[Exercise task]: Keep only the lines of the listing that include the word "this", and copy them.

[Task inputs]:
# # # # #

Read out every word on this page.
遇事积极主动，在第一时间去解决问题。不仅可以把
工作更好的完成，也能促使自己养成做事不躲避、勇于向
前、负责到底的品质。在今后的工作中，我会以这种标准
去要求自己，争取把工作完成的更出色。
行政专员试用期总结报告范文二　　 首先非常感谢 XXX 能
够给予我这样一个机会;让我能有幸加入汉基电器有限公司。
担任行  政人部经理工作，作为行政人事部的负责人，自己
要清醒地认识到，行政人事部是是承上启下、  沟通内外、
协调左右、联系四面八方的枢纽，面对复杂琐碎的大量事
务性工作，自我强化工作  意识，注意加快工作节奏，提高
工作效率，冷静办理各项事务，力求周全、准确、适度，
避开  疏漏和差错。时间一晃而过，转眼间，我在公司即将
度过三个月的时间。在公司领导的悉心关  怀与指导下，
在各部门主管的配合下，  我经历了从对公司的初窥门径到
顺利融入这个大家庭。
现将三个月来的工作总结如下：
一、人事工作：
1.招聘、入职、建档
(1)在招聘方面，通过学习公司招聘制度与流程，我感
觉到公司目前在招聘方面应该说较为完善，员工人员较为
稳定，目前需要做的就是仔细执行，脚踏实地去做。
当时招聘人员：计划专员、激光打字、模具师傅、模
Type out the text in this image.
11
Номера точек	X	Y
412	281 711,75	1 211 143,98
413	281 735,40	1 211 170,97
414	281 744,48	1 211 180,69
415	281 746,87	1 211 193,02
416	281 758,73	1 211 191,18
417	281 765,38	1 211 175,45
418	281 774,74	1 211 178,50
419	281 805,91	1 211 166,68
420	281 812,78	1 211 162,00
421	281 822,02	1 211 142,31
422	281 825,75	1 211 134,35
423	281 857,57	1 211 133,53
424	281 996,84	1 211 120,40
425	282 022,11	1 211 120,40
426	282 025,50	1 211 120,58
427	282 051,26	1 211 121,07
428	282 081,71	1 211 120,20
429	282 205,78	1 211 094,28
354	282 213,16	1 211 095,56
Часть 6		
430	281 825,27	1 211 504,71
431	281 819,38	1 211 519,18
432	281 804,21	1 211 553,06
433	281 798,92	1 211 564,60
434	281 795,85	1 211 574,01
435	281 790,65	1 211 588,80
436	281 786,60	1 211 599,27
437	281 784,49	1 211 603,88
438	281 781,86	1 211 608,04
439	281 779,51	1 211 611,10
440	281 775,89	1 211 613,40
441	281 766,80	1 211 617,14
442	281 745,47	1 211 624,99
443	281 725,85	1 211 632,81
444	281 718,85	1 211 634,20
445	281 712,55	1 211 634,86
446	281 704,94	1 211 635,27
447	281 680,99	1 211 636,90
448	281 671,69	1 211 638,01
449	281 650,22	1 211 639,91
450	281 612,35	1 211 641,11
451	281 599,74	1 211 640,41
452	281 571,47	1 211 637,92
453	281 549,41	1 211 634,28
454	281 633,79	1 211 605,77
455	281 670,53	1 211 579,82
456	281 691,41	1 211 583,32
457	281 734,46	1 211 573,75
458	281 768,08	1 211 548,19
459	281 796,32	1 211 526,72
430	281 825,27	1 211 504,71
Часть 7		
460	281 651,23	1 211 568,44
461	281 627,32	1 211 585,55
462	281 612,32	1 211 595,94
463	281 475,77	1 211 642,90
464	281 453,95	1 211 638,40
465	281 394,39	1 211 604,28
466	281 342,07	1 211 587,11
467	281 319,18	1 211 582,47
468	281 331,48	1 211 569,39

# # # # #

[Response to the exercise]:
Read out every word on this page.
Type out the text in this image.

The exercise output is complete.